* [TO BE DONE]:
Without omitting anything, return the records precisely as given.

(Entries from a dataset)
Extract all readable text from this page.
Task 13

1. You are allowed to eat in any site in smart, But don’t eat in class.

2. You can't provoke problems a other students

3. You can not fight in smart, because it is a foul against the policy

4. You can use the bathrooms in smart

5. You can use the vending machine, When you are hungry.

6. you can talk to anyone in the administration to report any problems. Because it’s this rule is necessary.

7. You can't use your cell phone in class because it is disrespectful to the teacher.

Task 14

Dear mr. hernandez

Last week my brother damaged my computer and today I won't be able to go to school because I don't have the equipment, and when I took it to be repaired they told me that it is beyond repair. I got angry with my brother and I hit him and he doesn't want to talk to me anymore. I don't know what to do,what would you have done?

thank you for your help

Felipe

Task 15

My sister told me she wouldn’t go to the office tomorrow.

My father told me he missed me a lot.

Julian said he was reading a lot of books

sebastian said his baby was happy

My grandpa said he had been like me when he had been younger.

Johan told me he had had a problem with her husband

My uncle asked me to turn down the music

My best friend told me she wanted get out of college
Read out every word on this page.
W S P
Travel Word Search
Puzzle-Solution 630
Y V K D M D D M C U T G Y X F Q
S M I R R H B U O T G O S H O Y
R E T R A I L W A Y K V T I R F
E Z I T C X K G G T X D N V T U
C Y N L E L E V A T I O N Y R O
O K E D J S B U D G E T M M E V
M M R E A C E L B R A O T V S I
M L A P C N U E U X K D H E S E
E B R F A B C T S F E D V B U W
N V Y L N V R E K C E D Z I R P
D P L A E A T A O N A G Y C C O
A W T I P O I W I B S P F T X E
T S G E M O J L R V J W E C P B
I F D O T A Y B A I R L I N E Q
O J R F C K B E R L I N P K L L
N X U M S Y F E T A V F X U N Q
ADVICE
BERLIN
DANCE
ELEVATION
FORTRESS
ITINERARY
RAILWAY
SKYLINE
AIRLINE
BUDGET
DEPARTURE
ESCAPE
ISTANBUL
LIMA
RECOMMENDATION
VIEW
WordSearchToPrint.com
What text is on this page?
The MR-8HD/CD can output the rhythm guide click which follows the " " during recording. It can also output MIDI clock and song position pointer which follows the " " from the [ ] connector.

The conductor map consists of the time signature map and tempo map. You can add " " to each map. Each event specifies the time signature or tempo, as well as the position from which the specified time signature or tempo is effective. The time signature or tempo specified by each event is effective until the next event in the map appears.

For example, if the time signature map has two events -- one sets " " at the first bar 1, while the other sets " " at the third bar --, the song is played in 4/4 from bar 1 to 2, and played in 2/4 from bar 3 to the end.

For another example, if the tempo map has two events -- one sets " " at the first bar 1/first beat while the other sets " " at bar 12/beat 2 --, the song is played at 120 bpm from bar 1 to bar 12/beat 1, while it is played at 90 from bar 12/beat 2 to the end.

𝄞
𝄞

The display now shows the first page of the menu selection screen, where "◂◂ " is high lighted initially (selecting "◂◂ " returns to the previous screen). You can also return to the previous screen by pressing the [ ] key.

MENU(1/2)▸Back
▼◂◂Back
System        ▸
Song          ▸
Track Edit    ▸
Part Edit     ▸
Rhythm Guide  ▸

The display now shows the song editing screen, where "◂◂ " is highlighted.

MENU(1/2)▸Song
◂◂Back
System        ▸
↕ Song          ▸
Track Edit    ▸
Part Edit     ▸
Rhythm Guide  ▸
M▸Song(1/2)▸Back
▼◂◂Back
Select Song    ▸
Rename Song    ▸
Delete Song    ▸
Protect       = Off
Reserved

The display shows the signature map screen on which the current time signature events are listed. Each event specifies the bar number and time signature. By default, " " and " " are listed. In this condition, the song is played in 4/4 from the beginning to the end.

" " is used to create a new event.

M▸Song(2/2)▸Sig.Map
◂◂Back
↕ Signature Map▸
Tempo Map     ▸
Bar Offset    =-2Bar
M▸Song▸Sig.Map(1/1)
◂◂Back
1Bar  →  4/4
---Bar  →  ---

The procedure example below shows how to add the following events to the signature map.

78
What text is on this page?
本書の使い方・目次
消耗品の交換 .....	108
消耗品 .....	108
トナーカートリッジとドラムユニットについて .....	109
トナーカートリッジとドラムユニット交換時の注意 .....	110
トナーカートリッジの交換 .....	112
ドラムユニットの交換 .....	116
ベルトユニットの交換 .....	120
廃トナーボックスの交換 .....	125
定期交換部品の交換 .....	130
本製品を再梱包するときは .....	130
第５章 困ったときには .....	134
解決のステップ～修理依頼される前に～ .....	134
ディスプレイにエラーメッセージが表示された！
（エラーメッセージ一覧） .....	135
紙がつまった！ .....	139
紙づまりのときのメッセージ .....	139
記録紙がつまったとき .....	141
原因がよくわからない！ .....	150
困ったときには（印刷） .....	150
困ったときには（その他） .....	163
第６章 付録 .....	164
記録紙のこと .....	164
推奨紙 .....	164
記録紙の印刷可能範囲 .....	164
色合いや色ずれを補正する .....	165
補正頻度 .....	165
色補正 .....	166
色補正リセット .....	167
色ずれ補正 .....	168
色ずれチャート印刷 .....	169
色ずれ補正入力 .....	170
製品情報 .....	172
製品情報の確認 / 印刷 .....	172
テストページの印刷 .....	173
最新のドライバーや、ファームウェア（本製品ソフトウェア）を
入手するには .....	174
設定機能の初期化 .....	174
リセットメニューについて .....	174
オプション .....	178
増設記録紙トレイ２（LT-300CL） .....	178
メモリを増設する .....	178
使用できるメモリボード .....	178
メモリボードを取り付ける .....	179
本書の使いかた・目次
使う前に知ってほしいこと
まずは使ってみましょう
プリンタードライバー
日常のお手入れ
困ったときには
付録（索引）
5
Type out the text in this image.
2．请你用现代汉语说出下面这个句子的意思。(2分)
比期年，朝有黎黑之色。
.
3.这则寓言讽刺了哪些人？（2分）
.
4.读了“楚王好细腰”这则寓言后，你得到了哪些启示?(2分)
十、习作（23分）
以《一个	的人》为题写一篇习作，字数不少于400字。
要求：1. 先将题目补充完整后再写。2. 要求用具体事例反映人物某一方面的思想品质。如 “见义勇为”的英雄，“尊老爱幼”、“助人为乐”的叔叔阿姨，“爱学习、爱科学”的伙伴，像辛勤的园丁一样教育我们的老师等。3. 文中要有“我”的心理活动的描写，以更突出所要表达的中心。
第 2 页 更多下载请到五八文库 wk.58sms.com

* [SOLUTION TO THIS EXERCISE]:
Extract all readable text from this page.
Task 13

1. You are allowed to eat in any site in smart, But don’t eat in class.

2. You can't provoke problems a other students

3. You can not fight in smart, because it is a foul against the policy

4. You can use the bathrooms in smart

5. You can use the vending machine, When you are hungry.

6. you can talk to anyone in the administration to report any problems. Because it’s this rule is necessary.

7. You can't use your cell phone in class because it is disrespectful to the teacher.

Task 14

Dear mr. hernandez

Last week my brother damaged my computer and today I won't be able to go to school because I don't have the equipment, and when I took it to be repaired they told me that it is beyond repair. I got angry with my brother and I hit him and he doesn't want to talk to me anymore. I don't know what to do,what would you have done?

thank you for your help

Felipe

Task 15

My sister told me she wouldn’t go to the office tomorrow.

My father told me he missed me a lot.

Julian said he was reading a lot of books

sebastian said his baby was happy

My grandpa said he had been like me when he had been younger.

Johan told me he had had a problem with her husband

My uncle asked me to turn down the music

My best friend told me she wanted get out of college
Read out every word on this page.
W S P
Travel Word Search
Puzzle-Solution 630
Y V K D M D D M C U T G Y X F Q
S M I R R H B U O T G O S H O Y
R E T R A I L W A Y K V T I R F
E Z I T C X K G G T X D N V T U
C Y N L E L E V A T I O N Y R O
O K E D J S B U D G E T M M E V
M M R E A C E L B R A O T V S I
M L A P C N U E U X K D H E S E
E B R F A B C T S F E D V B U W
N V Y L N V R E K C E D Z I R P
D P L A E A T A O N A G Y C C O
A W T I P O I W I B S P F T X E
T S G E M O J L R V J W E C P B
I F D O T A Y B A I R L I N E Q
O J R F C K B E R L I N P K L L
N X U M S Y F E T A V F X U N Q
ADVICE
BERLIN
DANCE
ELEVATION
FORTRESS
ITINERARY
RAILWAY
SKYLINE
AIRLINE
BUDGET
DEPARTURE
ESCAPE
ISTANBUL
LIMA
RECOMMENDATION
VIEW
WordSearchToPrint.com
What text is on this page?
The MR-8HD/CD can output the rhythm guide click which follows the " " during recording. It can also output MIDI clock and song position pointer which follows the " " from the [ ] connector.

The conductor map consists of the time signature map and tempo map. You can add " " to each map. Each event specifies the time signature or tempo, as well as the position from which the specified time signature or tempo is effective. The time signature or tempo specified by each event is effective until the next event in the map appears.

For example, if the time signature map has two events -- one sets " " at the first bar 1, while the other sets " " at the third bar --, the song is played in 4/4 from bar 1 to 2, and played in 2/4 from bar 3 to the end.

For another example, if the tempo map has two events -- one sets " " at the first bar 1/first beat while the other sets " " at bar 12/beat 2 --, the song is played at 120 bpm from bar 1 to bar 12/beat 1, while it is played at 90 from bar 12/beat 2 to the end.

𝄞
𝄞

The display now shows the first page of the menu selection screen, where "◂◂ " is high lighted initially (selecting "◂◂ " returns to the previous screen). You can also return to the previous screen by pressing the [ ] key.

MENU(1/2)▸Back
▼◂◂Back
System        ▸
Song          ▸
Track Edit    ▸
Part Edit     ▸
Rhythm Guide  ▸

The display now shows the song editing screen, where "◂◂ " is highlighted.

MENU(1/2)▸Song
◂◂Back
System        ▸
↕ Song          ▸
Track Edit    ▸
Part Edit     ▸
Rhythm Guide  ▸
M▸Song(1/2)▸Back
▼◂◂Back
Select Song    ▸
Rename Song    ▸
Delete Song    ▸
Protect       = Off
Reserved

The display shows the signature map screen on which the current time signature events are listed. Each event specifies the bar number and time signature. By default, " " and " " are listed. In this condition, the song is played in 4/4 from the beginning to the end.

" " is used to create a new event.

M▸Song(2/2)▸Sig.Map
◂◂Back
↕ Signature Map▸
Tempo Map     ▸
Bar Offset    =-2Bar
M▸Song▸Sig.Map(1/1)
◂◂Back
1Bar  →  4/4
---Bar  →  ---

The procedure example below shows how to add the following events to the signature map.

78
What text is on this page?
本書の使い方・目次
消耗品の交換 .....	108
消耗品 .....	108
トナーカートリッジとドラムユニットについて .....	109
トナーカートリッジとドラムユニット交換時の注意 .....	110
トナーカートリッジの交換 .....	112
ドラムユニットの交換 .....	116
ベルトユニットの交換 .....	120
廃トナーボックスの交換 .....	125
定期交換部品の交換 .....	130
本製品を再梱包するときは .....	130
第５章 困ったときには .....	134
解決のステップ～修理依頼される前に～ .....	134
ディスプレイにエラーメッセージが表示された！
（エラーメッセージ一覧） .....	135
紙がつまった！ .....	139
紙づまりのときのメッセージ .....	139
記録紙がつまったとき .....	141
原因がよくわからない！ .....	150
困ったときには（印刷） .....	150
困ったときには（その他） .....	163
第６章 付録 .....	164
記録紙のこと .....	164
推奨紙 .....	164
記録紙の印刷可能範囲 .....	164
色合いや色ずれを補正する .....	165
補正頻度 .....	165
色補正 .....	166
色補正リセット .....	167
色ずれ補正 .....	168
色ずれチャート印刷 .....	169
色ずれ補正入力 .....	170
製品情報 .....	172
製品情報の確認 / 印刷 .....	172
テストページの印刷 .....	173
最新のドライバーや、ファームウェア（本製品ソフトウェア）を
入手するには .....	174
設定機能の初期化 .....	174
リセットメニューについて .....	174
オプション .....	178
増設記録紙トレイ２（LT-300CL） .....	178
メモリを増設する .....	178
使用できるメモリボード .....	178
メモリボードを取り付ける .....	179
本書の使いかた・目次
使う前に知ってほしいこと
まずは使ってみましょう
プリンタードライバー
日常のお手入れ
困ったときには
付録（索引）
5
Type out the text in this image.
2．请你用现代汉语说出下面这个句子的意思。(2分)
比期年，朝有黎黑之色。
.
3.这则寓言讽刺了哪些人？（2分）
.
4.读了“楚王好细腰”这则寓言后，你得到了哪些启示?(2分)
十、习作（23分）
以《一个	的人》为题写一篇习作，字数不少于400字。
要求：1. 先将题目补充完整后再写。2. 要求用具体事例反映人物某一方面的思想品质。如 “见义勇为”的英雄，“尊老爱幼”、“助人为乐”的叔叔阿姨，“爱学习、爱科学”的伙伴，像辛勤的园丁一样教育我们的老师等。3. 文中要有“我”的心理活动的描写，以更突出所要表达的中心。
第 2 页 更多下载请到五八文库 wk.58sms.com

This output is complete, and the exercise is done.